(Stored records)
= = = = = = =
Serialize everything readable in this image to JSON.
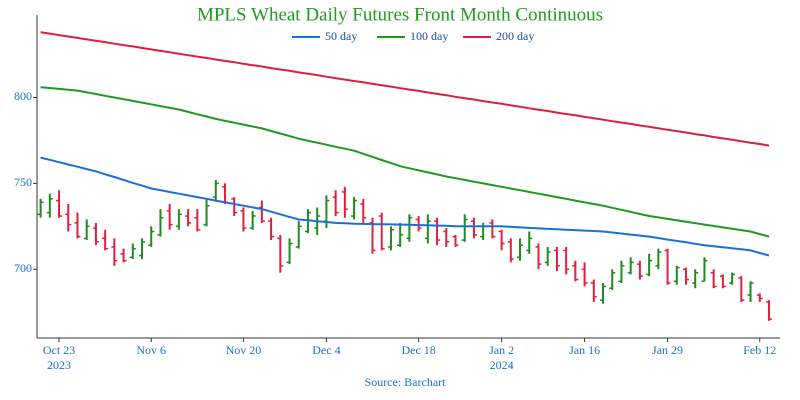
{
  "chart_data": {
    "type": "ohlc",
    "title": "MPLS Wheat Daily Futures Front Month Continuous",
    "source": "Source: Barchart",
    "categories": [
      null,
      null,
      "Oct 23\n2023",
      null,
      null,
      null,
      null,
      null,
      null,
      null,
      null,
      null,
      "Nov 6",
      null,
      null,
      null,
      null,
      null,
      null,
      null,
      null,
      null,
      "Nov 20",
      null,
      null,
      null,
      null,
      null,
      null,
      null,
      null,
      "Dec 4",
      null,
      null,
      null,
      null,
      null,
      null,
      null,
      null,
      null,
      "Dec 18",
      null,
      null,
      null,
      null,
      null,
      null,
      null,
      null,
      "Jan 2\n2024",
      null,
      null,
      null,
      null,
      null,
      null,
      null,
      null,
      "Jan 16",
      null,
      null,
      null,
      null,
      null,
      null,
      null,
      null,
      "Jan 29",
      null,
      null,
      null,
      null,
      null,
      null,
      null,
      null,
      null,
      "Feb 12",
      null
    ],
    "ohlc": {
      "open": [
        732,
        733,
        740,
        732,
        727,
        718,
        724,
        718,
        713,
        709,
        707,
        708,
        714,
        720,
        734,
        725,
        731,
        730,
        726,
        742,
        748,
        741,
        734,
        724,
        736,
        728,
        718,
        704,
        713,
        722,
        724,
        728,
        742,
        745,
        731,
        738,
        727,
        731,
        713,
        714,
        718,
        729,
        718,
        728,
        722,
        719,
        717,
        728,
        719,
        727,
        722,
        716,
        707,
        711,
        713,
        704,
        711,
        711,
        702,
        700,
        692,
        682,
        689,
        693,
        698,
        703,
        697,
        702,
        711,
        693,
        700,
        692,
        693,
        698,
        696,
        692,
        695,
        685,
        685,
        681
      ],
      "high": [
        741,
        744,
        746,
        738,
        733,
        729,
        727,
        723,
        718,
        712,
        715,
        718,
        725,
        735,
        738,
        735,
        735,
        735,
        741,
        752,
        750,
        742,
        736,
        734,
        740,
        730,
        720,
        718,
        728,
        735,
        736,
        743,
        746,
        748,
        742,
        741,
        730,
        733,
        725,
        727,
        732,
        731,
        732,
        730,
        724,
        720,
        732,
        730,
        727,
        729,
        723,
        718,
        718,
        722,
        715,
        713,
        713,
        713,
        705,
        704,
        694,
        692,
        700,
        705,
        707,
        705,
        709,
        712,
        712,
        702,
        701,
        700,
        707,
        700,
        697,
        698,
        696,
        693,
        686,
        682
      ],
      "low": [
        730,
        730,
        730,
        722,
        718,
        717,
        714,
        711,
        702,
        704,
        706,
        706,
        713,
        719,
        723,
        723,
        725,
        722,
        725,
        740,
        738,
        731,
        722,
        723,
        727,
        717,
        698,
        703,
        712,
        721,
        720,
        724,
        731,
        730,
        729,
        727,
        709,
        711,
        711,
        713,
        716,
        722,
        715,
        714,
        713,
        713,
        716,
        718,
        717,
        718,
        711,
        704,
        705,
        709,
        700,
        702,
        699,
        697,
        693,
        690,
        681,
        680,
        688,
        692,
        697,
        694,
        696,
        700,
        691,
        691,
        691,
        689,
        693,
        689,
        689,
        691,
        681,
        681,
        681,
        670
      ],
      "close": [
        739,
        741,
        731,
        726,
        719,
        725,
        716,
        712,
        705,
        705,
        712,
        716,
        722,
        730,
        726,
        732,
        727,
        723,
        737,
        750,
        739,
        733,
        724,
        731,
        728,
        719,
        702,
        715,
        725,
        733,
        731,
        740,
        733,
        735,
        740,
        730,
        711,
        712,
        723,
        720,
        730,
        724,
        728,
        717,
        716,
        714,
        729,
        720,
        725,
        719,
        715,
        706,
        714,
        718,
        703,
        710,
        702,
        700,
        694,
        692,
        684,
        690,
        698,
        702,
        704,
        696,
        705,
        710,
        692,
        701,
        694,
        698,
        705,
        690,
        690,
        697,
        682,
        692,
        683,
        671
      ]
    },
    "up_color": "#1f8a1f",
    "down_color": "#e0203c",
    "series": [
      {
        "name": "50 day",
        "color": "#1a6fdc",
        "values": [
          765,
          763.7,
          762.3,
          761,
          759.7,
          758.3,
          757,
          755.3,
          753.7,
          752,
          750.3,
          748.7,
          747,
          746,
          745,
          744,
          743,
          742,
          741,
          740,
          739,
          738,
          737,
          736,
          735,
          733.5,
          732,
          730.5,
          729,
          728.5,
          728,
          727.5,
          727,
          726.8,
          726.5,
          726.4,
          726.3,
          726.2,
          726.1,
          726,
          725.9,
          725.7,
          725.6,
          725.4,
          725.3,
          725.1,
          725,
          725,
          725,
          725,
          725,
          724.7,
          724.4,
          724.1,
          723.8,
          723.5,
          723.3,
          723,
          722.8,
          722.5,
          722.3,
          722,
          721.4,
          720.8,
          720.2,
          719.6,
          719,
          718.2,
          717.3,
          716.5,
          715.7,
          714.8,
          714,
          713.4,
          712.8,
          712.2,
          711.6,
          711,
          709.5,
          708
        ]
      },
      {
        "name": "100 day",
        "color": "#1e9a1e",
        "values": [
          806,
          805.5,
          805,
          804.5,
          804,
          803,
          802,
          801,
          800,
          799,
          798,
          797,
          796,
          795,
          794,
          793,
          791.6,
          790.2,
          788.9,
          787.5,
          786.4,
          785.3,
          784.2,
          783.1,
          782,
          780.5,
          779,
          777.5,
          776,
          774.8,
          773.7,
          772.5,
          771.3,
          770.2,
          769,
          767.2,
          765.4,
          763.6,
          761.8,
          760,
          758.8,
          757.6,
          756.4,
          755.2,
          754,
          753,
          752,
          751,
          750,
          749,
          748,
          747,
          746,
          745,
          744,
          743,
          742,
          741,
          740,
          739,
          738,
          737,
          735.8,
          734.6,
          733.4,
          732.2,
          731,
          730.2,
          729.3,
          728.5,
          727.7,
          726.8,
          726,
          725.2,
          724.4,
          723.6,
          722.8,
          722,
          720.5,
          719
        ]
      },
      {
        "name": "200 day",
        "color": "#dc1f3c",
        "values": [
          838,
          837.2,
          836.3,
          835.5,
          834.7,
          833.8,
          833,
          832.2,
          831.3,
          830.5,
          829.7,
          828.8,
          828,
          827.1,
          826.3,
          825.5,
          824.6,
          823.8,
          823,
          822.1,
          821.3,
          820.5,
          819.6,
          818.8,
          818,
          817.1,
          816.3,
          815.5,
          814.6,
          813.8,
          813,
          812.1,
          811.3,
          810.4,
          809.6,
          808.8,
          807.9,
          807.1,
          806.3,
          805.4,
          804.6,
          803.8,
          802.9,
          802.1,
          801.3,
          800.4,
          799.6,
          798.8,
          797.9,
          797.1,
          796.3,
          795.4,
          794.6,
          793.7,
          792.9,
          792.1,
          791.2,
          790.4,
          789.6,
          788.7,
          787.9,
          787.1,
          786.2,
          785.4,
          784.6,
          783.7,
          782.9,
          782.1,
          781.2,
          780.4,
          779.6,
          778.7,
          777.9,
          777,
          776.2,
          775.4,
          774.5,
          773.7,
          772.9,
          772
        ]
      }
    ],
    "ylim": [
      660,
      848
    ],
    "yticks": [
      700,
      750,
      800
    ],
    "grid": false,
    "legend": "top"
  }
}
= = = = = = =
WHAT TO DO: Repeat the data exactly, excluding the pictures.

RESULT OF THE TASK:
Serialize everything readable in this image to JSON.
{
  "chart_data": {
    "type": "ohlc",
    "title": "MPLS Wheat Daily Futures Front Month Continuous",
    "source": "Source: Barchart",
    "categories": [
      null,
      null,
      "Oct 23\n2023",
      null,
      null,
      null,
      null,
      null,
      null,
      null,
      null,
      null,
      "Nov 6",
      null,
      null,
      null,
      null,
      null,
      null,
      null,
      null,
      null,
      "Nov 20",
      null,
      null,
      null,
      null,
      null,
      null,
      null,
      null,
      "Dec 4",
      null,
      null,
      null,
      null,
      null,
      null,
      null,
      null,
      null,
      "Dec 18",
      null,
      null,
      null,
      null,
      null,
      null,
      null,
      null,
      "Jan 2\n2024",
      null,
      null,
      null,
      null,
      null,
      null,
      null,
      null,
      "Jan 16",
      null,
      null,
      null,
      null,
      null,
      null,
      null,
      null,
      "Jan 29",
      null,
      null,
      null,
      null,
      null,
      null,
      null,
      null,
      null,
      "Feb 12",
      null
    ],
    "ohlc": {
      "open": [
        732,
        733,
        740,
        732,
        727,
        718,
        724,
        718,
        713,
        709,
        707,
        708,
        714,
        720,
        734,
        725,
        731,
        730,
        726,
        742,
        748,
        741,
        734,
        724,
        736,
        728,
        718,
        704,
        713,
        722,
        724,
        728,
        742,
        745,
        731,
        738,
        727,
        731,
        713,
        714,
        718,
        729,
        718,
        728,
        722,
        719,
        717,
        728,
        719,
        727,
        722,
        716,
        707,
        711,
        713,
        704,
        711,
        711,
        702,
        700,
        692,
        682,
        689,
        693,
        698,
        703,
        697,
        702,
        711,
        693,
        700,
        692,
        693,
        698,
        696,
        692,
        695,
        685,
        685,
        681
      ],
      "high": [
        741,
        744,
        746,
        738,
        733,
        729,
        727,
        723,
        718,
        712,
        715,
        718,
        725,
        735,
        738,
        735,
        735,
        735,
        741,
        752,
        750,
        742,
        736,
        734,
        740,
        730,
        720,
        718,
        728,
        735,
        736,
        743,
        746,
        748,
        742,
        741,
        730,
        733,
        725,
        727,
        732,
        731,
        732,
        730,
        724,
        720,
        732,
        730,
        727,
        729,
        723,
        718,
        718,
        722,
        715,
        713,
        713,
        713,
        705,
        704,
        694,
        692,
        700,
        705,
        707,
        705,
        709,
        712,
        712,
        702,
        701,
        700,
        707,
        700,
        697,
        698,
        696,
        693,
        686,
        682
      ],
      "low": [
        730,
        730,
        730,
        722,
        718,
        717,
        714,
        711,
        702,
        704,
        706,
        706,
        713,
        719,
        723,
        723,
        725,
        722,
        725,
        740,
        738,
        731,
        722,
        723,
        727,
        717,
        698,
        703,
        712,
        721,
        720,
        724,
        731,
        730,
        729,
        727,
        709,
        711,
        711,
        713,
        716,
        722,
        715,
        714,
        713,
        713,
        716,
        718,
        717,
        718,
        711,
        704,
        705,
        709,
        700,
        702,
        699,
        697,
        693,
        690,
        681,
        680,
        688,
        692,
        697,
        694,
        696,
        700,
        691,
        691,
        691,
        689,
        693,
        689,
        689,
        691,
        681,
        681,
        681,
        670
      ],
      "close": [
        739,
        741,
        731,
        726,
        719,
        725,
        716,
        712,
        705,
        705,
        712,
        716,
        722,
        730,
        726,
        732,
        727,
        723,
        737,
        750,
        739,
        733,
        724,
        731,
        728,
        719,
        702,
        715,
        725,
        733,
        731,
        740,
        733,
        735,
        740,
        730,
        711,
        712,
        723,
        720,
        730,
        724,
        728,
        717,
        716,
        714,
        729,
        720,
        725,
        719,
        715,
        706,
        714,
        718,
        703,
        710,
        702,
        700,
        694,
        692,
        684,
        690,
        698,
        702,
        704,
        696,
        705,
        710,
        692,
        701,
        694,
        698,
        705,
        690,
        690,
        697,
        682,
        692,
        683,
        671
      ]
    },
    "up_color": "#1f8a1f",
    "down_color": "#e0203c",
    "series": [
      {
        "name": "50 day",
        "color": "#1a6fdc",
        "values": [
          765,
          763.7,
          762.3,
          761,
          759.7,
          758.3,
          757,
          755.3,
          753.7,
          752,
          750.3,
          748.7,
          747,
          746,
          745,
          744,
          743,
          742,
          741,
          740,
          739,
          738,
          737,
          736,
          735,
          733.5,
          732,
          730.5,
          729,
          728.5,
          728,
          727.5,
          727,
          726.8,
          726.5,
          726.4,
          726.3,
          726.2,
          726.1,
          726,
          725.9,
          725.7,
          725.6,
          725.4,
          725.3,
          725.1,
          725,
          725,
          725,
          725,
          725,
          724.7,
          724.4,
          724.1,
          723.8,
          723.5,
          723.3,
          723,
          722.8,
          722.5,
          722.3,
          722,
          721.4,
          720.8,
          720.2,
          719.6,
          719,
          718.2,
          717.3,
          716.5,
          715.7,
          714.8,
          714,
          713.4,
          712.8,
          712.2,
          711.6,
          711,
          709.5,
          708
        ]
      },
      {
        "name": "100 day",
        "color": "#1e9a1e",
        "values": [
          806,
          805.5,
          805,
          804.5,
          804,
          803,
          802,
          801,
          800,
          799,
          798,
          797,
          796,
          795,
          794,
          793,
          791.6,
          790.2,
          788.9,
          787.5,
          786.4,
          785.3,
          784.2,
          783.1,
          782,
          780.5,
          779,
          777.5,
          776,
          774.8,
          773.7,
          772.5,
          771.3,
          770.2,
          769,
          767.2,
          765.4,
          763.6,
          761.8,
          760,
          758.8,
          757.6,
          756.4,
          755.2,
          754,
          753,
          752,
          751,
          750,
          749,
          748,
          747,
          746,
          745,
          744,
          743,
          742,
          741,
          740,
          739,
          738,
          737,
          735.8,
          734.6,
          733.4,
          732.2,
          731,
          730.2,
          729.3,
          728.5,
          727.7,
          726.8,
          726,
          725.2,
          724.4,
          723.6,
          722.8,
          722,
          720.5,
          719
        ]
      },
      {
        "name": "200 day",
        "color": "#dc1f3c",
        "values": [
          838,
          837.2,
          836.3,
          835.5,
          834.7,
          833.8,
          833,
          832.2,
          831.3,
          830.5,
          829.7,
          828.8,
          828,
          827.1,
          826.3,
          825.5,
          824.6,
          823.8,
          823,
          822.1,
          821.3,
          820.5,
          819.6,
          818.8,
          818,
          817.1,
          816.3,
          815.5,
          814.6,
          813.8,
          813,
          812.1,
          811.3,
          810.4,
          809.6,
          808.8,
          807.9,
          807.1,
          806.3,
          805.4,
          804.6,
          803.8,
          802.9,
          802.1,
          801.3,
          800.4,
          799.6,
          798.8,
          797.9,
          797.1,
          796.3,
          795.4,
          794.6,
          793.7,
          792.9,
          792.1,
          791.2,
          790.4,
          789.6,
          788.7,
          787.9,
          787.1,
          786.2,
          785.4,
          784.6,
          783.7,
          782.9,
          782.1,
          781.2,
          780.4,
          779.6,
          778.7,
          777.9,
          777,
          776.2,
          775.4,
          774.5,
          773.7,
          772.9,
          772
        ]
      }
    ],
    "ylim": [
      660,
      848
    ],
    "yticks": [
      700,
      750,
      800
    ],
    "grid": false,
    "legend": "top"
  }
}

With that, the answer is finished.